What lines of the data include the string "家族間の会話が増えた"? Copy them all.

[Records contained in a dataset]
* * * * * * * * *

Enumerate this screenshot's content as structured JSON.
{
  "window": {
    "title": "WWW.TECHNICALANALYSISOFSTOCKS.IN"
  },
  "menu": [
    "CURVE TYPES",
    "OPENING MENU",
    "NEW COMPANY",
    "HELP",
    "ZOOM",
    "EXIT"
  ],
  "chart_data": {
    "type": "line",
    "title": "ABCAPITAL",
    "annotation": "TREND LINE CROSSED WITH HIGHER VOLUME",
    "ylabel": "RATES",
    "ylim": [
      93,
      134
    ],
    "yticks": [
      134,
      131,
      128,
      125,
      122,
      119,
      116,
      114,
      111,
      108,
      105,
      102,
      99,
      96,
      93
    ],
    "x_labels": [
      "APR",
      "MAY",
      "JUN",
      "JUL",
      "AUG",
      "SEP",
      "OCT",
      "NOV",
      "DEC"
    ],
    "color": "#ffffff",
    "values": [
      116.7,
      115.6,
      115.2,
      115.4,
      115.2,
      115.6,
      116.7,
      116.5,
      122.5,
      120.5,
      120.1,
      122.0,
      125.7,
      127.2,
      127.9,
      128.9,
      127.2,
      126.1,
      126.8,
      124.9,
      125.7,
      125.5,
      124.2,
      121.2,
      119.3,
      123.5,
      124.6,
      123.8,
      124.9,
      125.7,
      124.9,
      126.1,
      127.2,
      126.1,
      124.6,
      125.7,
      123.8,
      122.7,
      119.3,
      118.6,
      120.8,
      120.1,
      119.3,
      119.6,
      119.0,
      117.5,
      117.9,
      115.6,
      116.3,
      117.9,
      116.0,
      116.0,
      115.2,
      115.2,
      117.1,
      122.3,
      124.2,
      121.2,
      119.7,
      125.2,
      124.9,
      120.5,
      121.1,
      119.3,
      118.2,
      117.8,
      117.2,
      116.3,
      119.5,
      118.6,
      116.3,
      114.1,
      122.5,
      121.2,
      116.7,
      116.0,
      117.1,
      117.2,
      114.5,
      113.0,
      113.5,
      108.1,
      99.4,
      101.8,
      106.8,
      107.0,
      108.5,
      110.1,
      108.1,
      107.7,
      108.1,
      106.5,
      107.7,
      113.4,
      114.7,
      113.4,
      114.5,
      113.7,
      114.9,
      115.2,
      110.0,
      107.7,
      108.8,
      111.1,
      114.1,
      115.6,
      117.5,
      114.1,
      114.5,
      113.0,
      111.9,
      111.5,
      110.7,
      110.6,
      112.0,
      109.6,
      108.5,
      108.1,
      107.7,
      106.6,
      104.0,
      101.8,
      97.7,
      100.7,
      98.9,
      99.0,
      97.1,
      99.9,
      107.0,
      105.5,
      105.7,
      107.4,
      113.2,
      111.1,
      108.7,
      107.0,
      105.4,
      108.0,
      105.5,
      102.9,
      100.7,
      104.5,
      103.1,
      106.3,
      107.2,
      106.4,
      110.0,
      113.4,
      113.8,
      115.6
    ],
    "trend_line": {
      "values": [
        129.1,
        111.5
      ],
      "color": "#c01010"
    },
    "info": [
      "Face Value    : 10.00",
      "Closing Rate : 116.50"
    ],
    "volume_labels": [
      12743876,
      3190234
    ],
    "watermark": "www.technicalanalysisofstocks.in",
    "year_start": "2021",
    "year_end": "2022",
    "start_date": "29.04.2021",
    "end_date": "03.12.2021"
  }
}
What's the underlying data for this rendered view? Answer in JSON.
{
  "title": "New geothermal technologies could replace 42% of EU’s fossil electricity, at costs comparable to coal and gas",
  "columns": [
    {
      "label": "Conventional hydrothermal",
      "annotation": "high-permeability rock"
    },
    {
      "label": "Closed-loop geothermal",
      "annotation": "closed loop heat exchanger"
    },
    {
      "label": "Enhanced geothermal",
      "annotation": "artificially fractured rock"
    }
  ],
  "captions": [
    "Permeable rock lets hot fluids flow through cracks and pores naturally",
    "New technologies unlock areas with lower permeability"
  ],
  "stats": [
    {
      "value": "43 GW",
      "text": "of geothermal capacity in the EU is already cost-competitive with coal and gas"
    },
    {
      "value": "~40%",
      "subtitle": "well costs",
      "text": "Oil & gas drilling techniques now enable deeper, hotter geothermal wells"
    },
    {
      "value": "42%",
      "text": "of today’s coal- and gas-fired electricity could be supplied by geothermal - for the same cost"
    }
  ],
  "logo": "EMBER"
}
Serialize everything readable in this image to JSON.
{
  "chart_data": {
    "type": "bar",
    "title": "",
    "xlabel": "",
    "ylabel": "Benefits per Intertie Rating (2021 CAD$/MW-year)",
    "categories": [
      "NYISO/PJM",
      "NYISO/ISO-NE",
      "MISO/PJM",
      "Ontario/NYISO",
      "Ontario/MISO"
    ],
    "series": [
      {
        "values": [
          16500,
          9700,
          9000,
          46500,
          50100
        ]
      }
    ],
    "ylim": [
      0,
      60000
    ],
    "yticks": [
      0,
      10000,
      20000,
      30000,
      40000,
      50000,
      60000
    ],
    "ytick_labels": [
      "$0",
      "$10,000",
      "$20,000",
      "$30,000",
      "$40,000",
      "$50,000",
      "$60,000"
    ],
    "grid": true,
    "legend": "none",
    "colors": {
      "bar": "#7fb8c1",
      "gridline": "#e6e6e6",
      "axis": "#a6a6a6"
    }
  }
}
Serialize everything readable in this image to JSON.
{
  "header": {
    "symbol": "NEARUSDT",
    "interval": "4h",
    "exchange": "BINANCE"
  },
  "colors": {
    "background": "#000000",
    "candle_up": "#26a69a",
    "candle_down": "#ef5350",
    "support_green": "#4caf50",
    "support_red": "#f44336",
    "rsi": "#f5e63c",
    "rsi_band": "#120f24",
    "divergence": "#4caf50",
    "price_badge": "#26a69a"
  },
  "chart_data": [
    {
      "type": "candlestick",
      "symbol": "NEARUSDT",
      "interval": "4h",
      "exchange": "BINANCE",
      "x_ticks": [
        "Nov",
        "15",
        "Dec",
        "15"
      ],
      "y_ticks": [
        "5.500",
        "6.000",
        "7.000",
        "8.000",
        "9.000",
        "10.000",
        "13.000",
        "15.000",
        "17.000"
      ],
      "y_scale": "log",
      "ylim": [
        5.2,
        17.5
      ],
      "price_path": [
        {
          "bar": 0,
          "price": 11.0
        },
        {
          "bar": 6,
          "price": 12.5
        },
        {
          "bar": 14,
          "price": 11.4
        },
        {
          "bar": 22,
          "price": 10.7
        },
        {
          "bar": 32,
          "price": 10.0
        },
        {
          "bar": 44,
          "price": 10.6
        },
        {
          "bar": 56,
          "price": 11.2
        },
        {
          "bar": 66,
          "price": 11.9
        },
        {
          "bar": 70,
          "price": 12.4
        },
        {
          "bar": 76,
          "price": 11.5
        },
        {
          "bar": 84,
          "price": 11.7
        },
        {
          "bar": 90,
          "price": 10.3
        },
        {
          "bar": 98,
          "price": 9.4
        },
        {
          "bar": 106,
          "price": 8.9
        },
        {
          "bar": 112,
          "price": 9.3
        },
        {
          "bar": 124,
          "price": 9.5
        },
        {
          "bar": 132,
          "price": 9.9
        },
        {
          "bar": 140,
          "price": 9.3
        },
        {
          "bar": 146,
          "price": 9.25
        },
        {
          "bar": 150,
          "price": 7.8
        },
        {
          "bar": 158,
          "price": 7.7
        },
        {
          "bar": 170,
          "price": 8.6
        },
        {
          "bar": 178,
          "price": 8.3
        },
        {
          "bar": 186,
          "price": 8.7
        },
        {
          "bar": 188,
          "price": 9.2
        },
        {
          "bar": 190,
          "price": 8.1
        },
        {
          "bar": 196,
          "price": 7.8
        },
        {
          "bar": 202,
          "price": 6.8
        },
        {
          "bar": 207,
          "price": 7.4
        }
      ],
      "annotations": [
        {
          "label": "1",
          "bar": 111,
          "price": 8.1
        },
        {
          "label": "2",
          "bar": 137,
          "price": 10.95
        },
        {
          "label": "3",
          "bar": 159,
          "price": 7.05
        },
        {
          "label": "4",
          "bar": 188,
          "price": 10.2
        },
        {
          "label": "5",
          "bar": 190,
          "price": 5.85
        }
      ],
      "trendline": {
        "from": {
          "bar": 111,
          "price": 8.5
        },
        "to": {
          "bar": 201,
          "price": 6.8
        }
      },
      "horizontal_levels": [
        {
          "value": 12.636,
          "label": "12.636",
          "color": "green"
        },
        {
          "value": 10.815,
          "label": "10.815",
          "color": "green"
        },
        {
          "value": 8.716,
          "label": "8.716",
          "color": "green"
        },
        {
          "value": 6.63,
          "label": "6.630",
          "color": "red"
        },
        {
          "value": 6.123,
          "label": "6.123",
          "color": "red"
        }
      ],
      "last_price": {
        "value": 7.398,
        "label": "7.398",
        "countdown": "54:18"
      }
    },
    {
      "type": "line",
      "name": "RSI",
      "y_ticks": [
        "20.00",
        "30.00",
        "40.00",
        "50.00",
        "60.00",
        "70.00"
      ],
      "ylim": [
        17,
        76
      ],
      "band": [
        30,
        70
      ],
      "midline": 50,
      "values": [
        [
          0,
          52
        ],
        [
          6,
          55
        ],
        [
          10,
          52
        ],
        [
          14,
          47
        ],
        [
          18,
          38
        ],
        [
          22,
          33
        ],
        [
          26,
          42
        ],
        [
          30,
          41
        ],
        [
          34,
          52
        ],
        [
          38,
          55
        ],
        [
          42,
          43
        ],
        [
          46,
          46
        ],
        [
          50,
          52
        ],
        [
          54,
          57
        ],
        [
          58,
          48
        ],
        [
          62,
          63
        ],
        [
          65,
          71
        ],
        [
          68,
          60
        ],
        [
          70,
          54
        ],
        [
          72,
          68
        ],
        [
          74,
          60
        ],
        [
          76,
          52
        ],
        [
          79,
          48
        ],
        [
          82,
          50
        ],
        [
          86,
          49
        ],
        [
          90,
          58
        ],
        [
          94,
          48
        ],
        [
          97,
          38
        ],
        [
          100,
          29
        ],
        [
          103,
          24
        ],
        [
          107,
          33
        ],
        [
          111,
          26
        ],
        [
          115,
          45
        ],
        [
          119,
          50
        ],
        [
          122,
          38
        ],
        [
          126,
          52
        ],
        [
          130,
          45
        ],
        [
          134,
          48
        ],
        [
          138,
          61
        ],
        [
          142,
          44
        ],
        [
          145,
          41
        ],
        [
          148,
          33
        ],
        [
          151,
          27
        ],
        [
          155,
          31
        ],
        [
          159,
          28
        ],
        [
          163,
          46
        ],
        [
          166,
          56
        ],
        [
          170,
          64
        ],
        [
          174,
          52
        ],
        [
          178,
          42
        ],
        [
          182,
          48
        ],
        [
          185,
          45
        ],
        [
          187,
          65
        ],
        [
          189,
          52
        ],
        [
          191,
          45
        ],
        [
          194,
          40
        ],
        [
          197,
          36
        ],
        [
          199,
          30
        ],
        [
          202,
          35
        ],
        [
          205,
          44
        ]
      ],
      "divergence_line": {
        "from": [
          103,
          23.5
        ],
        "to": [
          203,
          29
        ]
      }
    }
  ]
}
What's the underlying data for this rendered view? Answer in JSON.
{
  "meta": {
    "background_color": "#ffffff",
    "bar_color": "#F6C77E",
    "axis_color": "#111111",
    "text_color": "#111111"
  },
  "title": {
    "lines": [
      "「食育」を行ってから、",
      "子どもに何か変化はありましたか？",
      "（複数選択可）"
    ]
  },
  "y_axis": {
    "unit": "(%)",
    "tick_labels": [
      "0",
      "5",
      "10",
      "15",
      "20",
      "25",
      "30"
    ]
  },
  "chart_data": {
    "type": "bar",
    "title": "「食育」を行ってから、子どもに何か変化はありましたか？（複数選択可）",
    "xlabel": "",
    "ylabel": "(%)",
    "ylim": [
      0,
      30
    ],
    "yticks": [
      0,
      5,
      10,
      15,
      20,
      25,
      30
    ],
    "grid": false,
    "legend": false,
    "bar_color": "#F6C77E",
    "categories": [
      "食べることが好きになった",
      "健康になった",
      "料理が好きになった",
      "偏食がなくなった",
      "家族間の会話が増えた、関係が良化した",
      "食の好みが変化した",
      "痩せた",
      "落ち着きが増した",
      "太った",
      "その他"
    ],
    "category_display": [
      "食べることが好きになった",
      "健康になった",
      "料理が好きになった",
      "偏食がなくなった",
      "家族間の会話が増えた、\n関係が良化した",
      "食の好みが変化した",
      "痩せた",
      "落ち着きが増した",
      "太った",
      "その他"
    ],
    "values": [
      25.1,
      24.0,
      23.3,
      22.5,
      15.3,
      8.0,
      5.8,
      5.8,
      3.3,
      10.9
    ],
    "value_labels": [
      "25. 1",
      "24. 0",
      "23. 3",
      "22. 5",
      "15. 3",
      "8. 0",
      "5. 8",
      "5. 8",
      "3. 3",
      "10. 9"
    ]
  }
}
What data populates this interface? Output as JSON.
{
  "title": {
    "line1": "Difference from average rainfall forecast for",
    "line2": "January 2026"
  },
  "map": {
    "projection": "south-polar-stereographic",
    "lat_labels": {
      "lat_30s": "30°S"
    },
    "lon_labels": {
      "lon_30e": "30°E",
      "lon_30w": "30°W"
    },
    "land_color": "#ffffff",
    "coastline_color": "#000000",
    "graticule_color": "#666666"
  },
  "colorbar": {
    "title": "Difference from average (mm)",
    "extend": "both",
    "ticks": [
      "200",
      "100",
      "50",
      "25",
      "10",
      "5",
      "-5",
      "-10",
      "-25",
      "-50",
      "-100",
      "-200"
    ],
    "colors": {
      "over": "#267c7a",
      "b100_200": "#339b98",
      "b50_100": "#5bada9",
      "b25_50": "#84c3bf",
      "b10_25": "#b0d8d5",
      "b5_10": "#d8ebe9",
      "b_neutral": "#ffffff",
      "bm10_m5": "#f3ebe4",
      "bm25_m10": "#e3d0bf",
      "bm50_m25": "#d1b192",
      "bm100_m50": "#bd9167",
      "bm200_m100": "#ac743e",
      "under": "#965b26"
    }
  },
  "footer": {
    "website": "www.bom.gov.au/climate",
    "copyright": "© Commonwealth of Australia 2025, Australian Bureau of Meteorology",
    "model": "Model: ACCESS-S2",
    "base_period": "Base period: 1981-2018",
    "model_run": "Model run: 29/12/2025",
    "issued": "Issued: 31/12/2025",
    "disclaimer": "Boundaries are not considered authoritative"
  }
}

* * * * * * * * *

- ANSWER TO THE PROBLEM:
      "家族間の会話が増えた、関係が良化した",
      "家族間の会話が増えた、\n関係が良化した",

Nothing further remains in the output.